Task prompt. Each line of the material below should be reproduced exactly.

Stored data
☆ ☆ ☆
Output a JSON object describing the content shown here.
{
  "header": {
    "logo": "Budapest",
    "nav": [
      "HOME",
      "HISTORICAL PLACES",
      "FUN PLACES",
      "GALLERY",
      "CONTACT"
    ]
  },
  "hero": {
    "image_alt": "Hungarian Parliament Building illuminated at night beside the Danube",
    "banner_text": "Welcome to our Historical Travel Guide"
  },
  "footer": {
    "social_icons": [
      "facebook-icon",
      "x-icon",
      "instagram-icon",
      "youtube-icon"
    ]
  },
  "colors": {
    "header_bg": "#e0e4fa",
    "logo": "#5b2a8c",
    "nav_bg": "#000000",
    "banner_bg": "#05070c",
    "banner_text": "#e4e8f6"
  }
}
☆ ☆ ☆
Output of the task.
Output a JSON object describing the content shown here.
{
  "header": {
    "logo": "Budapest",
    "nav": [
      "HOME",
      "HISTORICAL PLACES",
      "FUN PLACES",
      "GALLERY",
      "CONTACT"
    ]
  },
  "hero": {
    "image_alt": "Hungarian Parliament Building illuminated at night beside the Danube",
    "banner_text": "Welcome to our Historical Travel Guide"
  },
  "footer": {
    "social_icons": [
      "facebook-icon",
      "x-icon",
      "instagram-icon",
      "youtube-icon"
    ]
  },
  "colors": {
    "header_bg": "#e0e4fa",
    "logo": "#5b2a8c",
    "nav_bg": "#000000",
    "banner_bg": "#05070c",
    "banner_text": "#e4e8f6"
  }
}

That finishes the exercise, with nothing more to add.